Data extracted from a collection
========================================

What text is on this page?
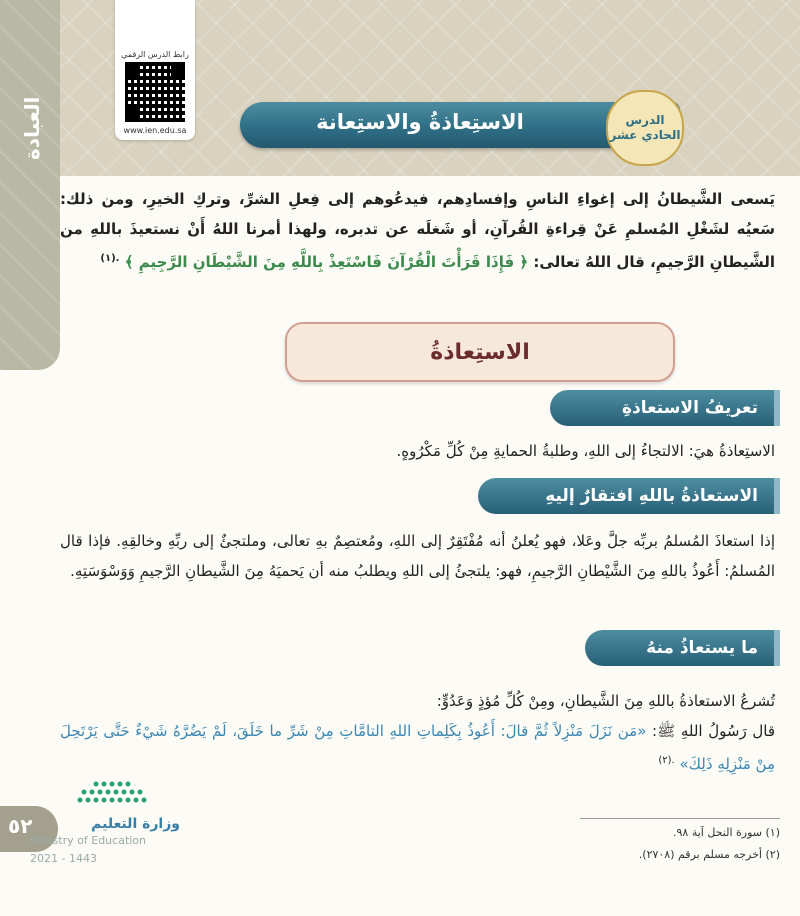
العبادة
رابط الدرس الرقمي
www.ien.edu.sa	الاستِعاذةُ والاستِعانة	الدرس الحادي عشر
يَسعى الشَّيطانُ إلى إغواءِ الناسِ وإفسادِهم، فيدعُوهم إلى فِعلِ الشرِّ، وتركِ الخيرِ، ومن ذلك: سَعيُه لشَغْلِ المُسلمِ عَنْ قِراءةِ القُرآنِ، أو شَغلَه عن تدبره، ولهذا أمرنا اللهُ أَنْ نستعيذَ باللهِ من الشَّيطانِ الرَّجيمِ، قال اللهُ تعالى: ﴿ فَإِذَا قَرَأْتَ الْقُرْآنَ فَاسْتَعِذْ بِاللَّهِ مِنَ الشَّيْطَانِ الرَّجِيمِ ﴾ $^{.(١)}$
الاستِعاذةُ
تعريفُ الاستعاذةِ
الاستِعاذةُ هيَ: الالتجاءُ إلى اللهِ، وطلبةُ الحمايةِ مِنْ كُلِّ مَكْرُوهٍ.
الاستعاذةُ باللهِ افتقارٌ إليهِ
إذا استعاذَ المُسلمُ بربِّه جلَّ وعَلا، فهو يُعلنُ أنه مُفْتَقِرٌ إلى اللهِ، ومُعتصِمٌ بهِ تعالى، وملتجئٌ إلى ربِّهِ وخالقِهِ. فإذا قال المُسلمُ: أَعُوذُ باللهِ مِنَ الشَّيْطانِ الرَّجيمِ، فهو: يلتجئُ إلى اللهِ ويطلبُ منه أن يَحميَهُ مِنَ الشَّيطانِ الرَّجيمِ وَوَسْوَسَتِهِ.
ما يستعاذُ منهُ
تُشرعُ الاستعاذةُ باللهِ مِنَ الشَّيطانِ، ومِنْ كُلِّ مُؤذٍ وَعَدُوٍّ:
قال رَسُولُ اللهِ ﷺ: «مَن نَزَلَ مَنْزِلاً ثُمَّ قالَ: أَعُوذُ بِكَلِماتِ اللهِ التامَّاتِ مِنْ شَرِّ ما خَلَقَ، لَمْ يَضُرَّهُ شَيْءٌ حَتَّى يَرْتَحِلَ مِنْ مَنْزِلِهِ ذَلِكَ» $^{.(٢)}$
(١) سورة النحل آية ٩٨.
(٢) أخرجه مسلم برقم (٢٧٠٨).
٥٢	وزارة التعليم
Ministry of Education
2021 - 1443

========================================

» DIRECTION: Repeat all of the records verbatim, leaving out the pictures.

» CORRECT RESPONSE:
What text is on this page?
العبادة
رابط الدرس الرقمي
www.ien.edu.sa	الاستِعاذةُ والاستِعانة	الدرس الحادي عشر
يَسعى الشَّيطانُ إلى إغواءِ الناسِ وإفسادِهم، فيدعُوهم إلى فِعلِ الشرِّ، وتركِ الخيرِ، ومن ذلك: سَعيُه لشَغْلِ المُسلمِ عَنْ قِراءةِ القُرآنِ، أو شَغلَه عن تدبره، ولهذا أمرنا اللهُ أَنْ نستعيذَ باللهِ من الشَّيطانِ الرَّجيمِ، قال اللهُ تعالى: ﴿ فَإِذَا قَرَأْتَ الْقُرْآنَ فَاسْتَعِذْ بِاللَّهِ مِنَ الشَّيْطَانِ الرَّجِيمِ ﴾ $^{.(١)}$
الاستِعاذةُ
تعريفُ الاستعاذةِ
الاستِعاذةُ هيَ: الالتجاءُ إلى اللهِ، وطلبةُ الحمايةِ مِنْ كُلِّ مَكْرُوهٍ.
الاستعاذةُ باللهِ افتقارٌ إليهِ
إذا استعاذَ المُسلمُ بربِّه جلَّ وعَلا، فهو يُعلنُ أنه مُفْتَقِرٌ إلى اللهِ، ومُعتصِمٌ بهِ تعالى، وملتجئٌ إلى ربِّهِ وخالقِهِ. فإذا قال المُسلمُ: أَعُوذُ باللهِ مِنَ الشَّيْطانِ الرَّجيمِ، فهو: يلتجئُ إلى اللهِ ويطلبُ منه أن يَحميَهُ مِنَ الشَّيطانِ الرَّجيمِ وَوَسْوَسَتِهِ.
ما يستعاذُ منهُ
تُشرعُ الاستعاذةُ باللهِ مِنَ الشَّيطانِ، ومِنْ كُلِّ مُؤذٍ وَعَدُوٍّ:
قال رَسُولُ اللهِ ﷺ: «مَن نَزَلَ مَنْزِلاً ثُمَّ قالَ: أَعُوذُ بِكَلِماتِ اللهِ التامَّاتِ مِنْ شَرِّ ما خَلَقَ، لَمْ يَضُرَّهُ شَيْءٌ حَتَّى يَرْتَحِلَ مِنْ مَنْزِلِهِ ذَلِكَ» $^{.(٢)}$
(١) سورة النحل آية ٩٨.
(٢) أخرجه مسلم برقم (٢٧٠٨).
٥٢	وزارة التعليم
Ministry of Education
2021 - 1443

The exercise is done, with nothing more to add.